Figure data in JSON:
+ + + +

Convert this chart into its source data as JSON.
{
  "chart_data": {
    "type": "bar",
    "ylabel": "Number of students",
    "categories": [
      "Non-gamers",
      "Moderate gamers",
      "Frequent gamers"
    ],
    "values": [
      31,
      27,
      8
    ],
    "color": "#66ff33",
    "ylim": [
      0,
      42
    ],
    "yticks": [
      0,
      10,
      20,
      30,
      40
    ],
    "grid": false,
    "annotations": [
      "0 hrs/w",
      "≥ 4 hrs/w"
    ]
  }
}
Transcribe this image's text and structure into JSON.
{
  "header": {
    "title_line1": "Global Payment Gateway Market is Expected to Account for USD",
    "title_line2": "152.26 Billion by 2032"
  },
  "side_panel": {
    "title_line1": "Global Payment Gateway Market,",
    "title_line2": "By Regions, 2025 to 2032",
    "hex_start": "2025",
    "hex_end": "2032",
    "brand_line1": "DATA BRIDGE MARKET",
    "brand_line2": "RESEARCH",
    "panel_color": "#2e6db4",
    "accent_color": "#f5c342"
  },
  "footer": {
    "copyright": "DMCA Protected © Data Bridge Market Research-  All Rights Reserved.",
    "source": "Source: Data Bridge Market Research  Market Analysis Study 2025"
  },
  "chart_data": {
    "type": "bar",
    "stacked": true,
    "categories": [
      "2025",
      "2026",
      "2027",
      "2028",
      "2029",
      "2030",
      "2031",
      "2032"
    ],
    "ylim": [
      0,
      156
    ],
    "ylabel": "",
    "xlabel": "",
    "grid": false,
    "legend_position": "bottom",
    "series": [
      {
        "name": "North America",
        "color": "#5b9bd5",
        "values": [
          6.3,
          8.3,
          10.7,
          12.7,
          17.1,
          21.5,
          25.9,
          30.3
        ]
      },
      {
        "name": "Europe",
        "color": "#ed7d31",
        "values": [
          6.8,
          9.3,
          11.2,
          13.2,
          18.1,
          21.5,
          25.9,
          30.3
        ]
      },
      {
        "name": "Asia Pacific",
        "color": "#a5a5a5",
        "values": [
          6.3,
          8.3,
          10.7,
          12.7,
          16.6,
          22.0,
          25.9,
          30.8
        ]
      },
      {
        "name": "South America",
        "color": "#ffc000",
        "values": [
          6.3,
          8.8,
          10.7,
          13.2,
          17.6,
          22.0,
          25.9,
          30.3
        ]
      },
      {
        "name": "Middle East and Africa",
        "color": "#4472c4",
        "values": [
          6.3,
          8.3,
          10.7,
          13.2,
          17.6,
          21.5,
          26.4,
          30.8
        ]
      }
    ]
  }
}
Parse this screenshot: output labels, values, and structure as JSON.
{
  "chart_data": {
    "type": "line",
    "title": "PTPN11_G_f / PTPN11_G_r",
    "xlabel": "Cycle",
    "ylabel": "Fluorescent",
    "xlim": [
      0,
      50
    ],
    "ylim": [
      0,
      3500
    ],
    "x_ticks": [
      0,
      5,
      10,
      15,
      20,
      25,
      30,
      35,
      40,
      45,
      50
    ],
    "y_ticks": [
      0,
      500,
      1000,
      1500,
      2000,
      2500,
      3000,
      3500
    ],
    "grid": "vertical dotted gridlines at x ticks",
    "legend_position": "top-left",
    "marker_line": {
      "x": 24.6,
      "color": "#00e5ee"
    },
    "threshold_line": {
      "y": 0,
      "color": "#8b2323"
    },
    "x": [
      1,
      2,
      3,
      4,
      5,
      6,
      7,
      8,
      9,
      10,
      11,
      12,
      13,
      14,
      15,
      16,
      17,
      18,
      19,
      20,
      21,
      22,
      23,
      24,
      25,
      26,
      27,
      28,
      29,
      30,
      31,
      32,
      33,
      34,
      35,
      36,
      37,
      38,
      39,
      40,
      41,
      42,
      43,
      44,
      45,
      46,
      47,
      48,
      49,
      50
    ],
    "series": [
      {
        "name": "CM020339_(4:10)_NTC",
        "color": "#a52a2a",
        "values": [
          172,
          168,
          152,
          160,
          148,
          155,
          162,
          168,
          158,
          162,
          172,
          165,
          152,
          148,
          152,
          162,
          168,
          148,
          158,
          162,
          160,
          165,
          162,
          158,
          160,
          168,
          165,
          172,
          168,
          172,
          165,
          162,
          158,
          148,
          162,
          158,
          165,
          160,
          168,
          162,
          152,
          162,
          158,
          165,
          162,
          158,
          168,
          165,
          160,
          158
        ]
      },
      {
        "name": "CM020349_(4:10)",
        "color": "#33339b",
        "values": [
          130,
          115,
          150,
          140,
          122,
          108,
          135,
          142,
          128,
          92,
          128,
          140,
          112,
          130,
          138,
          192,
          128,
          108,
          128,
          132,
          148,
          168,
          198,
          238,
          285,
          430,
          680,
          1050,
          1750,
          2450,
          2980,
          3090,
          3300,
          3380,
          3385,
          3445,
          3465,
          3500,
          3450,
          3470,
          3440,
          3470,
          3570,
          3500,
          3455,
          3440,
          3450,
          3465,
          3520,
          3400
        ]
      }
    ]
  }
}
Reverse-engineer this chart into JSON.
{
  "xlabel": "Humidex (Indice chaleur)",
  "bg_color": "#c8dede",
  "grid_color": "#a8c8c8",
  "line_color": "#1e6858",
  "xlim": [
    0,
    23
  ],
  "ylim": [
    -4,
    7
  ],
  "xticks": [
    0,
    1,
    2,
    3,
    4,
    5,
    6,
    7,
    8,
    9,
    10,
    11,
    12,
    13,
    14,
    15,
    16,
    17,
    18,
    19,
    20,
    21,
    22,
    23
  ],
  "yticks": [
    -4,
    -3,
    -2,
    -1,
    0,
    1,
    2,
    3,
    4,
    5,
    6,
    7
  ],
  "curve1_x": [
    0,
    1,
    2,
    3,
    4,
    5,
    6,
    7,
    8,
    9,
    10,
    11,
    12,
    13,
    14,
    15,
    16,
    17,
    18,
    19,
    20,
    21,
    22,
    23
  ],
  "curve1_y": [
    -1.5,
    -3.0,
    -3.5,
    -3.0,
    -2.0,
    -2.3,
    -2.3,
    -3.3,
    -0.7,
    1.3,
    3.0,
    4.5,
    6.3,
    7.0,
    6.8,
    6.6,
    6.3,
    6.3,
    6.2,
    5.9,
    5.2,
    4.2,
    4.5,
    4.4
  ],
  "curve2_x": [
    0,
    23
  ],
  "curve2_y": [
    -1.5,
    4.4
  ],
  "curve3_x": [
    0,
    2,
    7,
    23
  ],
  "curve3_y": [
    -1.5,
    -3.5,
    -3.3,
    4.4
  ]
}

+ + + +

* [REQUEST]
Go through the entries and repeat each one exactly.

* [FINAL ANSWER]
Convert this chart into its source data as JSON.
{
  "chart_data": {
    "type": "bar",
    "ylabel": "Number of students",
    "categories": [
      "Non-gamers",
      "Moderate gamers",
      "Frequent gamers"
    ],
    "values": [
      31,
      27,
      8
    ],
    "color": "#66ff33",
    "ylim": [
      0,
      42
    ],
    "yticks": [
      0,
      10,
      20,
      30,
      40
    ],
    "grid": false,
    "annotations": [
      "0 hrs/w",
      "≥ 4 hrs/w"
    ]
  }
}
Transcribe this image's text and structure into JSON.
{
  "header": {
    "title_line1": "Global Payment Gateway Market is Expected to Account for USD",
    "title_line2": "152.26 Billion by 2032"
  },
  "side_panel": {
    "title_line1": "Global Payment Gateway Market,",
    "title_line2": "By Regions, 2025 to 2032",
    "hex_start": "2025",
    "hex_end": "2032",
    "brand_line1": "DATA BRIDGE MARKET",
    "brand_line2": "RESEARCH",
    "panel_color": "#2e6db4",
    "accent_color": "#f5c342"
  },
  "footer": {
    "copyright": "DMCA Protected © Data Bridge Market Research-  All Rights Reserved.",
    "source": "Source: Data Bridge Market Research  Market Analysis Study 2025"
  },
  "chart_data": {
    "type": "bar",
    "stacked": true,
    "categories": [
      "2025",
      "2026",
      "2027",
      "2028",
      "2029",
      "2030",
      "2031",
      "2032"
    ],
    "ylim": [
      0,
      156
    ],
    "ylabel": "",
    "xlabel": "",
    "grid": false,
    "legend_position": "bottom",
    "series": [
      {
        "name": "North America",
        "color": "#5b9bd5",
        "values": [
          6.3,
          8.3,
          10.7,
          12.7,
          17.1,
          21.5,
          25.9,
          30.3
        ]
      },
      {
        "name": "Europe",
        "color": "#ed7d31",
        "values": [
          6.8,
          9.3,
          11.2,
          13.2,
          18.1,
          21.5,
          25.9,
          30.3
        ]
      },
      {
        "name": "Asia Pacific",
        "color": "#a5a5a5",
        "values": [
          6.3,
          8.3,
          10.7,
          12.7,
          16.6,
          22.0,
          25.9,
          30.8
        ]
      },
      {
        "name": "South America",
        "color": "#ffc000",
        "values": [
          6.3,
          8.8,
          10.7,
          13.2,
          17.6,
          22.0,
          25.9,
          30.3
        ]
      },
      {
        "name": "Middle East and Africa",
        "color": "#4472c4",
        "values": [
          6.3,
          8.3,
          10.7,
          13.2,
          17.6,
          21.5,
          26.4,
          30.8
        ]
      }
    ]
  }
}
Parse this screenshot: output labels, values, and structure as JSON.
{
  "chart_data": {
    "type": "line",
    "title": "PTPN11_G_f / PTPN11_G_r",
    "xlabel": "Cycle",
    "ylabel": "Fluorescent",
    "xlim": [
      0,
      50
    ],
    "ylim": [
      0,
      3500
    ],
    "x_ticks": [
      0,
      5,
      10,
      15,
      20,
      25,
      30,
      35,
      40,
      45,
      50
    ],
    "y_ticks": [
      0,
      500,
      1000,
      1500,
      2000,
      2500,
      3000,
      3500
    ],
    "grid": "vertical dotted gridlines at x ticks",
    "legend_position": "top-left",
    "marker_line": {
      "x": 24.6,
      "color": "#00e5ee"
    },
    "threshold_line": {
      "y": 0,
      "color": "#8b2323"
    },
    "x": [
      1,
      2,
      3,
      4,
      5,
      6,
      7,
      8,
      9,
      10,
      11,
      12,
      13,
      14,
      15,
      16,
      17,
      18,
      19,
      20,
      21,
      22,
      23,
      24,
      25,
      26,
      27,
      28,
      29,
      30,
      31,
      32,
      33,
      34,
      35,
      36,
      37,
      38,
      39,
      40,
      41,
      42,
      43,
      44,
      45,
      46,
      47,
      48,
      49,
      50
    ],
    "series": [
      {
        "name": "CM020339_(4:10)_NTC",
        "color": "#a52a2a",
        "values": [
          172,
          168,
          152,
          160,
          148,
          155,
          162,
          168,
          158,
          162,
          172,
          165,
          152,
          148,
          152,
          162,
          168,
          148,
          158,
          162,
          160,
          165,
          162,
          158,
          160,
          168,
          165,
          172,
          168,
          172,
          165,
          162,
          158,
          148,
          162,
          158,
          165,
          160,
          168,
          162,
          152,
          162,
          158,
          165,
          162,
          158,
          168,
          165,
          160,
          158
        ]
      },
      {
        "name": "CM020349_(4:10)",
        "color": "#33339b",
        "values": [
          130,
          115,
          150,
          140,
          122,
          108,
          135,
          142,
          128,
          92,
          128,
          140,
          112,
          130,
          138,
          192,
          128,
          108,
          128,
          132,
          148,
          168,
          198,
          238,
          285,
          430,
          680,
          1050,
          1750,
          2450,
          2980,
          3090,
          3300,
          3380,
          3385,
          3445,
          3465,
          3500,
          3450,
          3470,
          3440,
          3470,
          3570,
          3500,
          3455,
          3440,
          3450,
          3465,
          3520,
          3400
        ]
      }
    ]
  }
}
Reverse-engineer this chart into JSON.
{
  "xlabel": "Humidex (Indice chaleur)",
  "bg_color": "#c8dede",
  "grid_color": "#a8c8c8",
  "line_color": "#1e6858",
  "xlim": [
    0,
    23
  ],
  "ylim": [
    -4,
    7
  ],
  "xticks": [
    0,
    1,
    2,
    3,
    4,
    5,
    6,
    7,
    8,
    9,
    10,
    11,
    12,
    13,
    14,
    15,
    16,
    17,
    18,
    19,
    20,
    21,
    22,
    23
  ],
  "yticks": [
    -4,
    -3,
    -2,
    -1,
    0,
    1,
    2,
    3,
    4,
    5,
    6,
    7
  ],
  "curve1_x": [
    0,
    1,
    2,
    3,
    4,
    5,
    6,
    7,
    8,
    9,
    10,
    11,
    12,
    13,
    14,
    15,
    16,
    17,
    18,
    19,
    20,
    21,
    22,
    23
  ],
  "curve1_y": [
    -1.5,
    -3.0,
    -3.5,
    -3.0,
    -2.0,
    -2.3,
    -2.3,
    -3.3,
    -0.7,
    1.3,
    3.0,
    4.5,
    6.3,
    7.0,
    6.8,
    6.6,
    6.3,
    6.3,
    6.2,
    5.9,
    5.2,
    4.2,
    4.5,
    4.4
  ],
  "curve2_x": [
    0,
    23
  ],
  "curve2_y": [
    -1.5,
    4.4
  ],
  "curve3_x": [
    0,
    2,
    7,
    23
  ],
  "curve3_y": [
    -1.5,
    -3.5,
    -3.3,
    4.4
  ]
}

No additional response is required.